_WHAT YOU HAVE TO DO_.
What follows is a set of records; repeat all of them exactly.

--- START OF PROVIDED DATA ---

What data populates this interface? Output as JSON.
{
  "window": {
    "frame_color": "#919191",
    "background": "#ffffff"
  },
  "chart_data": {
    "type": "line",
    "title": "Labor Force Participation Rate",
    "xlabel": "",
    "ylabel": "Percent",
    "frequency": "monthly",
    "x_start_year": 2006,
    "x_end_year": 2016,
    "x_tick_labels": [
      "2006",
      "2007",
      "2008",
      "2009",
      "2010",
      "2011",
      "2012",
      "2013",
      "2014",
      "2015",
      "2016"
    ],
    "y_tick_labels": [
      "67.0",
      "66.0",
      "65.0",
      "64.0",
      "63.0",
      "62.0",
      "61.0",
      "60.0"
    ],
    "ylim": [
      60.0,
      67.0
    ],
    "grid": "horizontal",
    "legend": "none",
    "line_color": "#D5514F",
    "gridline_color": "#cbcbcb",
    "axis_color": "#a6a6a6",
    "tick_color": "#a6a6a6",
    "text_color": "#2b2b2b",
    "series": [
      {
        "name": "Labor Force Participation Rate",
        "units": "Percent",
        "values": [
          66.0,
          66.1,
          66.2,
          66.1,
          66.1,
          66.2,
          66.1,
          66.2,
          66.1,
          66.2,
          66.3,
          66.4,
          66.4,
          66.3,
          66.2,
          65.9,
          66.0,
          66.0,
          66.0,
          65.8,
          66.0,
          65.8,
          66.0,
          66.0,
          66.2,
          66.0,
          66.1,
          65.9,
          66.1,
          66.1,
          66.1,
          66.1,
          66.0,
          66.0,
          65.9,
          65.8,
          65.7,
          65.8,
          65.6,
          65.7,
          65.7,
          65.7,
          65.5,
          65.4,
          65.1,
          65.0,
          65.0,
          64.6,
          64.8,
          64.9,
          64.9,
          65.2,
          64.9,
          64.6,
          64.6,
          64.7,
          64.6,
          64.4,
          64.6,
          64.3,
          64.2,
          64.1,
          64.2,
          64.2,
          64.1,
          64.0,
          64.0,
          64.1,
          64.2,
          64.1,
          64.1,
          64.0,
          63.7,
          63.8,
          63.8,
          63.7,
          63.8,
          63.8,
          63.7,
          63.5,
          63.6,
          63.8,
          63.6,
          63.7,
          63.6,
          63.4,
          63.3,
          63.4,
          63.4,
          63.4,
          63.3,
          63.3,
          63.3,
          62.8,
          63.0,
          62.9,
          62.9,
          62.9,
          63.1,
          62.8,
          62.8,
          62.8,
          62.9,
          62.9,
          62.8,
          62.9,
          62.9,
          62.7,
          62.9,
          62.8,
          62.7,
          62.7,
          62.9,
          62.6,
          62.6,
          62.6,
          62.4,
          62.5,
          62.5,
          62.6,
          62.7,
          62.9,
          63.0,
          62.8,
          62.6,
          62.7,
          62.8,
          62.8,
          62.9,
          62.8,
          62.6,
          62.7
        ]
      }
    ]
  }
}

--- END OF PROVIDED DATA ---

_RESPONSE TO THIS EXERCISE_.
What data populates this interface? Output as JSON.
{
  "window": {
    "frame_color": "#919191",
    "background": "#ffffff"
  },
  "chart_data": {
    "type": "line",
    "title": "Labor Force Participation Rate",
    "xlabel": "",
    "ylabel": "Percent",
    "frequency": "monthly",
    "x_start_year": 2006,
    "x_end_year": 2016,
    "x_tick_labels": [
      "2006",
      "2007",
      "2008",
      "2009",
      "2010",
      "2011",
      "2012",
      "2013",
      "2014",
      "2015",
      "2016"
    ],
    "y_tick_labels": [
      "67.0",
      "66.0",
      "65.0",
      "64.0",
      "63.0",
      "62.0",
      "61.0",
      "60.0"
    ],
    "ylim": [
      60.0,
      67.0
    ],
    "grid": "horizontal",
    "legend": "none",
    "line_color": "#D5514F",
    "gridline_color": "#cbcbcb",
    "axis_color": "#a6a6a6",
    "tick_color": "#a6a6a6",
    "text_color": "#2b2b2b",
    "series": [
      {
        "name": "Labor Force Participation Rate",
        "units": "Percent",
        "values": [
          66.0,
          66.1,
          66.2,
          66.1,
          66.1,
          66.2,
          66.1,
          66.2,
          66.1,
          66.2,
          66.3,
          66.4,
          66.4,
          66.3,
          66.2,
          65.9,
          66.0,
          66.0,
          66.0,
          65.8,
          66.0,
          65.8,
          66.0,
          66.0,
          66.2,
          66.0,
          66.1,
          65.9,
          66.1,
          66.1,
          66.1,
          66.1,
          66.0,
          66.0,
          65.9,
          65.8,
          65.7,
          65.8,
          65.6,
          65.7,
          65.7,
          65.7,
          65.5,
          65.4,
          65.1,
          65.0,
          65.0,
          64.6,
          64.8,
          64.9,
          64.9,
          65.2,
          64.9,
          64.6,
          64.6,
          64.7,
          64.6,
          64.4,
          64.6,
          64.3,
          64.2,
          64.1,
          64.2,
          64.2,
          64.1,
          64.0,
          64.0,
          64.1,
          64.2,
          64.1,
          64.1,
          64.0,
          63.7,
          63.8,
          63.8,
          63.7,
          63.8,
          63.8,
          63.7,
          63.5,
          63.6,
          63.8,
          63.6,
          63.7,
          63.6,
          63.4,
          63.3,
          63.4,
          63.4,
          63.4,
          63.3,
          63.3,
          63.3,
          62.8,
          63.0,
          62.9,
          62.9,
          62.9,
          63.1,
          62.8,
          62.8,
          62.8,
          62.9,
          62.9,
          62.8,
          62.9,
          62.9,
          62.7,
          62.9,
          62.8,
          62.7,
          62.7,
          62.9,
          62.6,
          62.6,
          62.6,
          62.4,
          62.5,
          62.5,
          62.6,
          62.7,
          62.9,
          63.0,
          62.8,
          62.6,
          62.7,
          62.8,
          62.8,
          62.9,
          62.8,
          62.6,
          62.7
        ]
      }
    ]
  }
}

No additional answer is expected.